▸ **Stored records**:
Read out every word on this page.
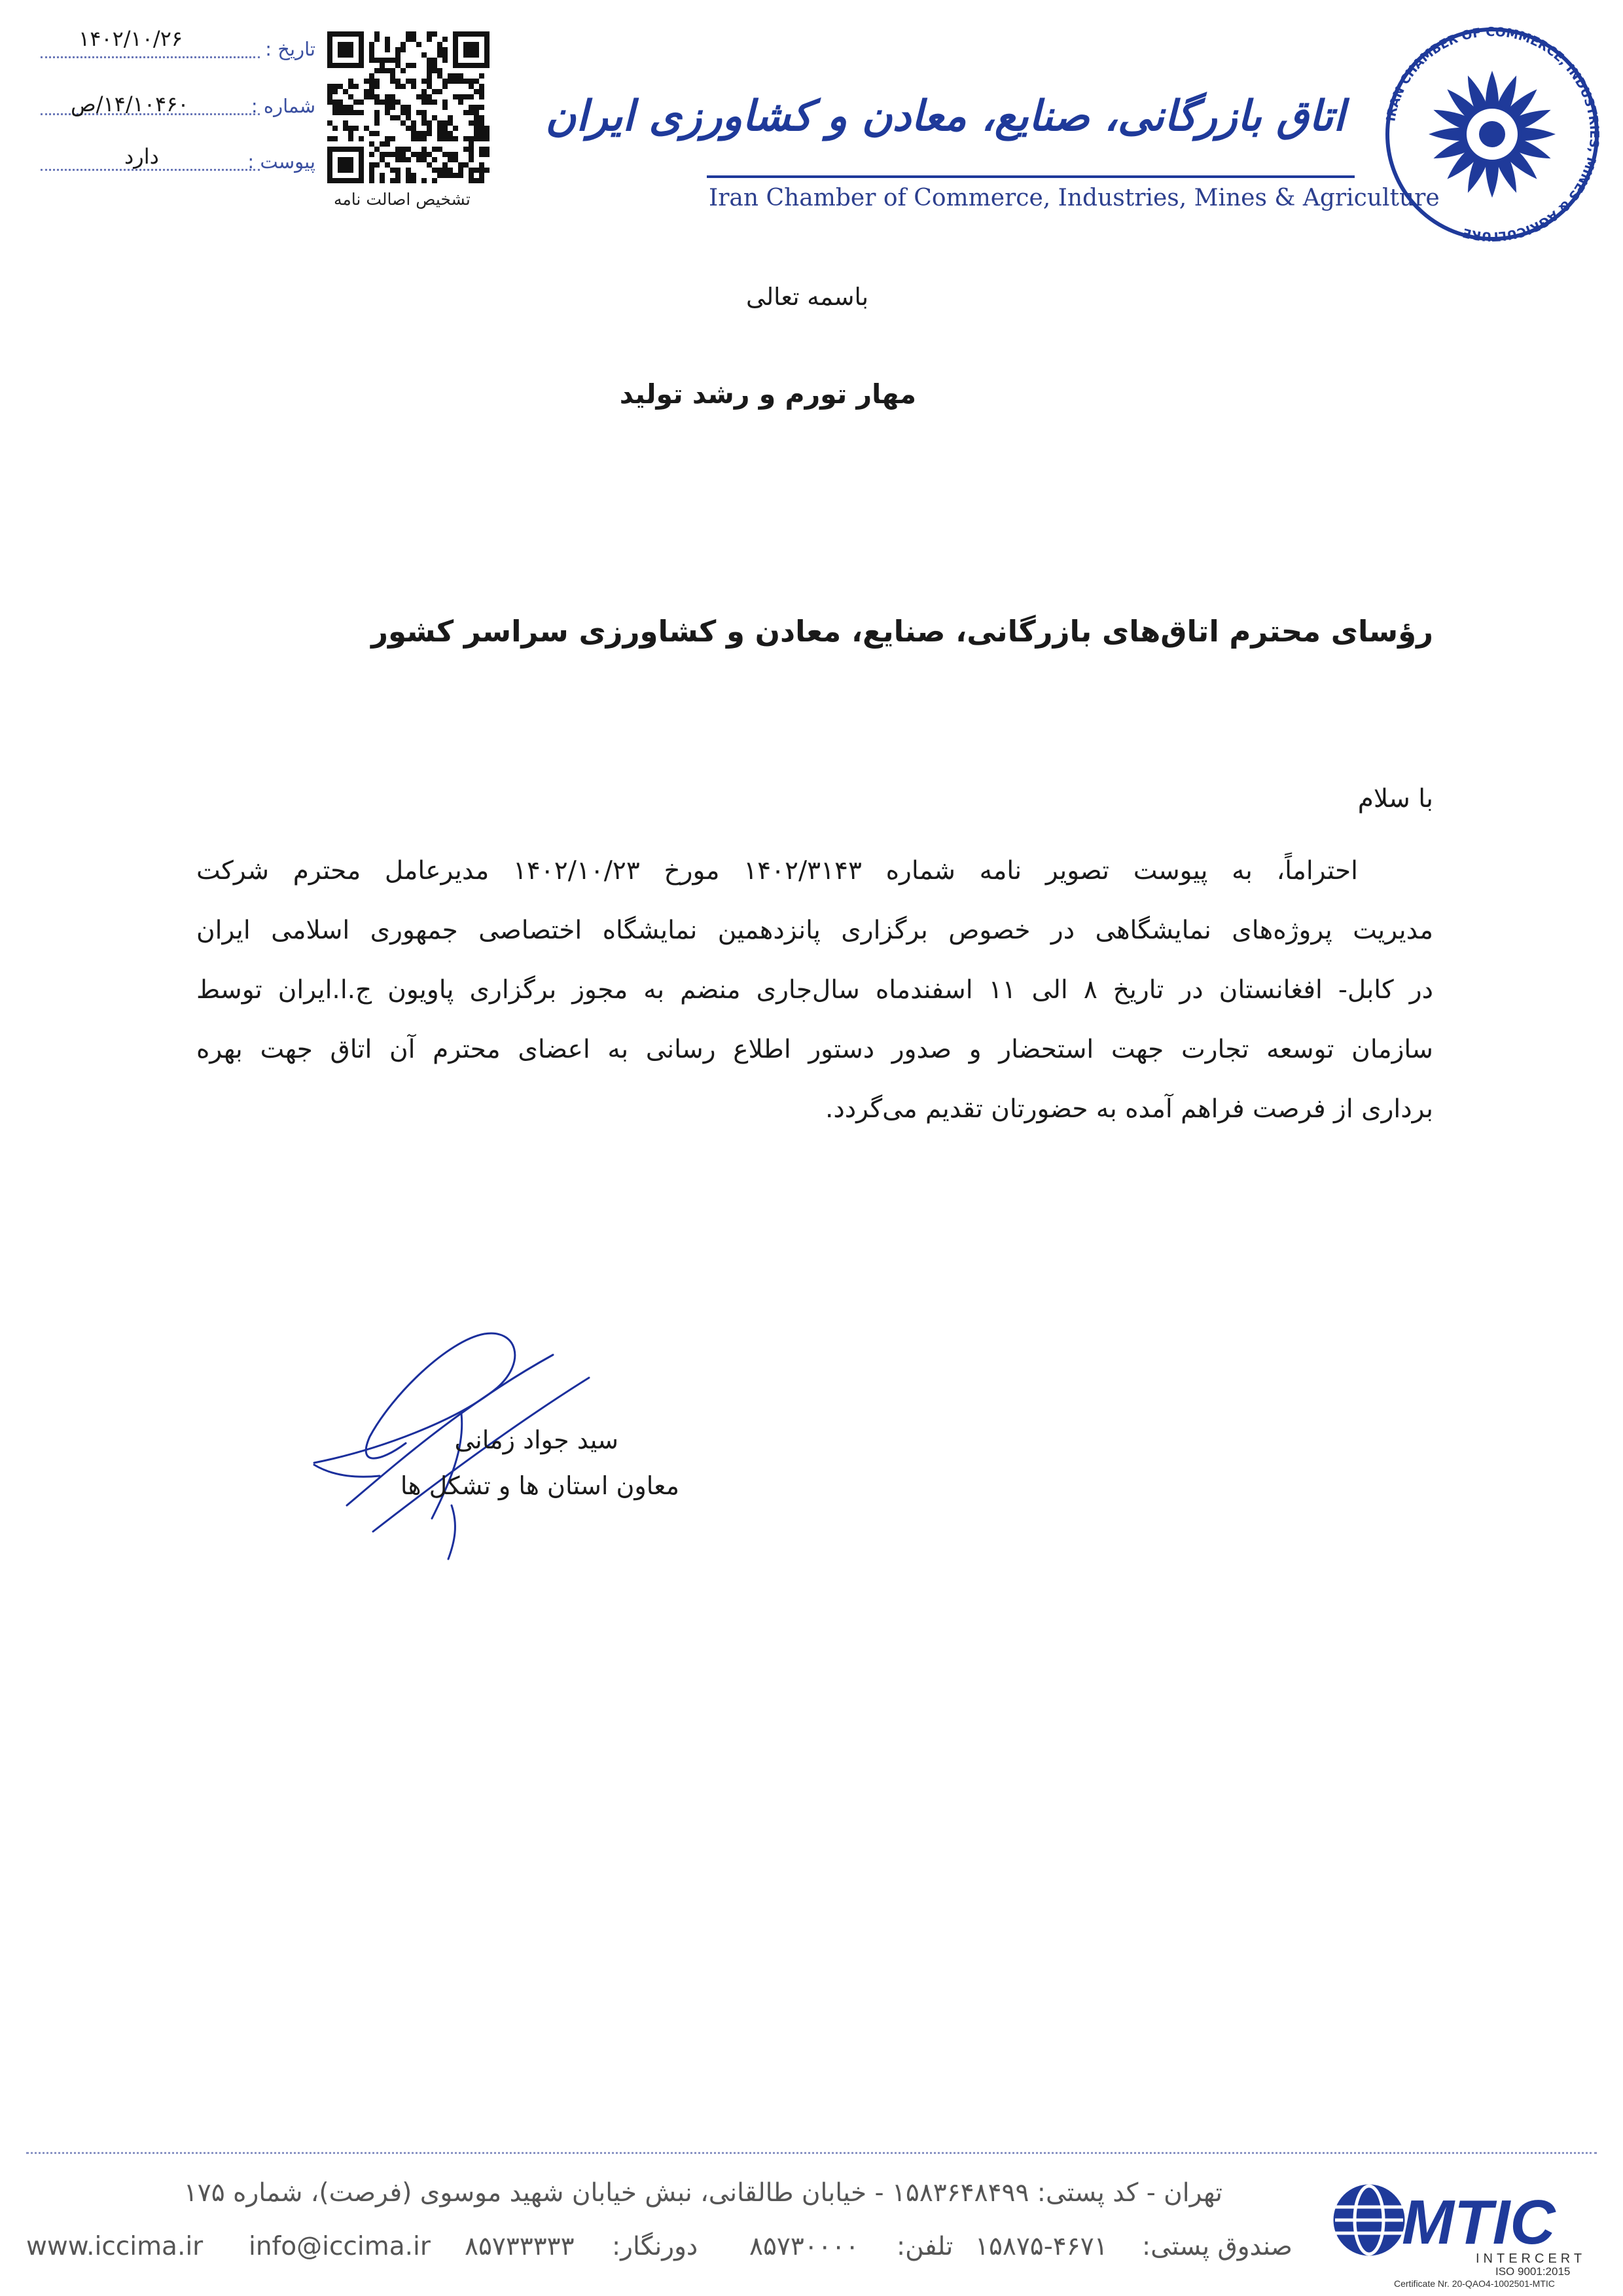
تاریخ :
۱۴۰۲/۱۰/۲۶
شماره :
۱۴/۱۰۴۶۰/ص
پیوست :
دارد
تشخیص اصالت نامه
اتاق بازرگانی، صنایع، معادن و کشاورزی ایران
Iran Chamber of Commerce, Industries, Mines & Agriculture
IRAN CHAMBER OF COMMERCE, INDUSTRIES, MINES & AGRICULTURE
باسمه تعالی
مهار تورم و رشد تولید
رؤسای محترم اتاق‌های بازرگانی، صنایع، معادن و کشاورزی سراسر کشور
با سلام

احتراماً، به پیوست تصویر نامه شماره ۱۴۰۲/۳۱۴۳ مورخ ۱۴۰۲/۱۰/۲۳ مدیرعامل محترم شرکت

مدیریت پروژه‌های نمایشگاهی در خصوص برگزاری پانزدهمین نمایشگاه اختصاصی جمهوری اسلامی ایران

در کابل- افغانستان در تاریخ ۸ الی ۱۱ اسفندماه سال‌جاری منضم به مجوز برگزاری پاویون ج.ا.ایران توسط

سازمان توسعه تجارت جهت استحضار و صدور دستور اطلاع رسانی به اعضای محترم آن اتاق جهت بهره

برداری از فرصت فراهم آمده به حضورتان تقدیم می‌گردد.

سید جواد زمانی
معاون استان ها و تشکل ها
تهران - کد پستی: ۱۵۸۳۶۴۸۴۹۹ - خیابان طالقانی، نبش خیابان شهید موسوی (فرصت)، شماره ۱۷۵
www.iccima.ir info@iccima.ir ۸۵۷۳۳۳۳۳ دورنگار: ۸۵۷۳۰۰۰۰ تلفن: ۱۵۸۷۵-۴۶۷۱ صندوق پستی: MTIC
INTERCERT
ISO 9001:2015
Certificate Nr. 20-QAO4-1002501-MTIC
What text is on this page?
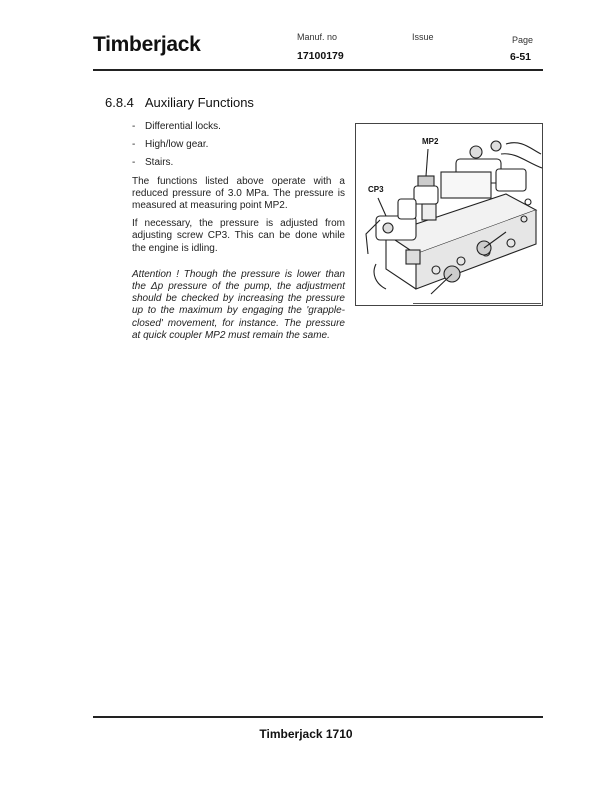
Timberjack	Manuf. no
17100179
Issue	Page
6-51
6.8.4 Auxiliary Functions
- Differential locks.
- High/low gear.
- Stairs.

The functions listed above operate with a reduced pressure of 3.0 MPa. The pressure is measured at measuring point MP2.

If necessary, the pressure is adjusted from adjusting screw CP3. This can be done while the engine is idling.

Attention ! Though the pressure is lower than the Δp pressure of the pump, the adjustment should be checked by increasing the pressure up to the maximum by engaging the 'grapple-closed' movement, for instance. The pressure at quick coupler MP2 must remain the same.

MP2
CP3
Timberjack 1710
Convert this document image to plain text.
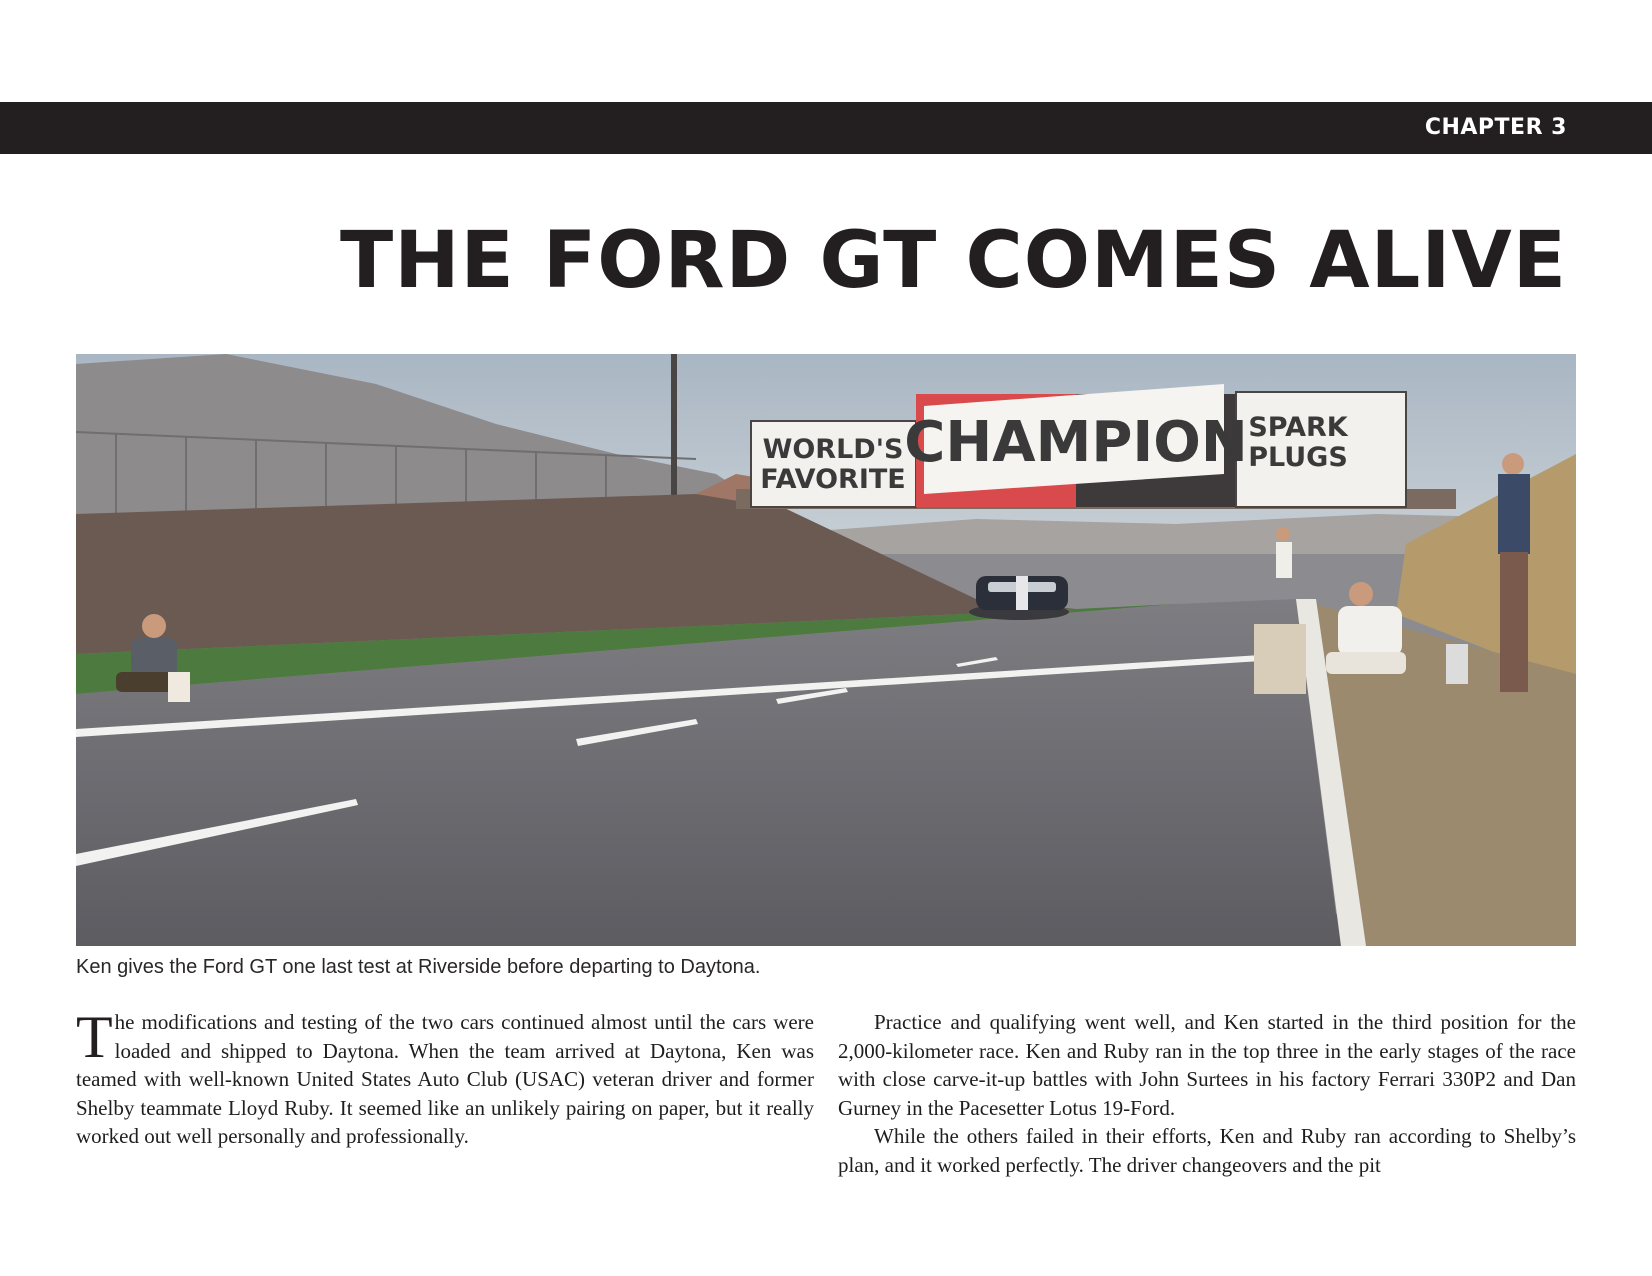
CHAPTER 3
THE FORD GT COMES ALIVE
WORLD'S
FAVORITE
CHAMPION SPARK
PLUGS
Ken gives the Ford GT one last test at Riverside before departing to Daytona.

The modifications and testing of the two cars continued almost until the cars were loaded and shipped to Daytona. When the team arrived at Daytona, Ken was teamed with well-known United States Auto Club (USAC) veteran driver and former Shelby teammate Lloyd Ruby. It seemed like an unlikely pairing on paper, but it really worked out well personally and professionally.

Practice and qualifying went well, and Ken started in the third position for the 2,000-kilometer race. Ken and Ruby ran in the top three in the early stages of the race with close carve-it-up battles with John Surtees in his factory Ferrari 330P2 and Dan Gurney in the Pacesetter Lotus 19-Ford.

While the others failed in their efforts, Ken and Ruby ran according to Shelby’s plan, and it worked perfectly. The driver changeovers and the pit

▸ **TASK STATEMENT**: Extract the text of all the records above verbatim, excluding pictures.

▸ **EXERCISE OUTPUT**:
Read out every word on this page.
تاریخ :
۱۴۰۲/۱۰/۲۶
شماره :
۱۴/۱۰۴۶۰/ص
پیوست :
دارد
تشخیص اصالت نامه
اتاق بازرگانی، صنایع، معادن و کشاورزی ایران
Iran Chamber of Commerce, Industries, Mines & Agriculture
IRAN CHAMBER OF COMMERCE, INDUSTRIES, MINES & AGRICULTURE
باسمه تعالی
مهار تورم و رشد تولید
رؤسای محترم اتاق‌های بازرگانی، صنایع، معادن و کشاورزی سراسر کشور
با سلام

احتراماً، به پیوست تصویر نامه شماره ۱۴۰۲/۳۱۴۳ مورخ ۱۴۰۲/۱۰/۲۳ مدیرعامل محترم شرکت

مدیریت پروژه‌های نمایشگاهی در خصوص برگزاری پانزدهمین نمایشگاه اختصاصی جمهوری اسلامی ایران

در کابل- افغانستان در تاریخ ۸ الی ۱۱ اسفندماه سال‌جاری منضم به مجوز برگزاری پاویون ج.ا.ایران توسط

سازمان توسعه تجارت جهت استحضار و صدور دستور اطلاع رسانی به اعضای محترم آن اتاق جهت بهره

برداری از فرصت فراهم آمده به حضورتان تقدیم می‌گردد.

سید جواد زمانی
معاون استان ها و تشکل ها
تهران - کد پستی: ۱۵۸۳۶۴۸۴۹۹ - خیابان طالقانی، نبش خیابان شهید موسوی (فرصت)، شماره ۱۷۵
www.iccima.ir info@iccima.ir ۸۵۷۳۳۳۳۳ دورنگار: ۸۵۷۳۰۰۰۰ تلفن: ۱۵۸۷۵-۴۶۷۱ صندوق پستی: MTIC
INTERCERT
ISO 9001:2015
Certificate Nr. 20-QAO4-1002501-MTIC
What text is on this page?
Timberjack	Manuf. no
17100179
Issue	Page
6-51
6.8.4 Auxiliary Functions
- Differential locks.
- High/low gear.
- Stairs.

The functions listed above operate with a reduced pressure of 3.0 MPa. The pressure is measured at measuring point MP2.

If necessary, the pressure is adjusted from adjusting screw CP3. This can be done while the engine is idling.

Attention ! Though the pressure is lower than the Δp pressure of the pump, the adjustment should be checked by increasing the pressure up to the maximum by engaging the 'grapple-closed' movement, for instance. The pressure at quick coupler MP2 must remain the same.

MP2
CP3
Timberjack 1710
Convert this document image to plain text.
CHAPTER 3
THE FORD GT COMES ALIVE
WORLD'S
FAVORITE
CHAMPION SPARK
PLUGS
Ken gives the Ford GT one last test at Riverside before departing to Daytona.

The modifications and testing of the two cars continued almost until the cars were loaded and shipped to Daytona. When the team arrived at Daytona, Ken was teamed with well-known United States Auto Club (USAC) veteran driver and former Shelby teammate Lloyd Ruby. It seemed like an unlikely pairing on paper, but it really worked out well personally and professionally.

Practice and qualifying went well, and Ken started in the third position for the 2,000-kilometer race. Ken and Ruby ran in the top three in the early stages of the race with close carve-it-up battles with John Surtees in his factory Ferrari 330P2 and Dan Gurney in the Pacesetter Lotus 19-Ford.

While the others failed in their efforts, Ken and Ruby ran according to Shelby’s plan, and it worked perfectly. The driver changeovers and the pit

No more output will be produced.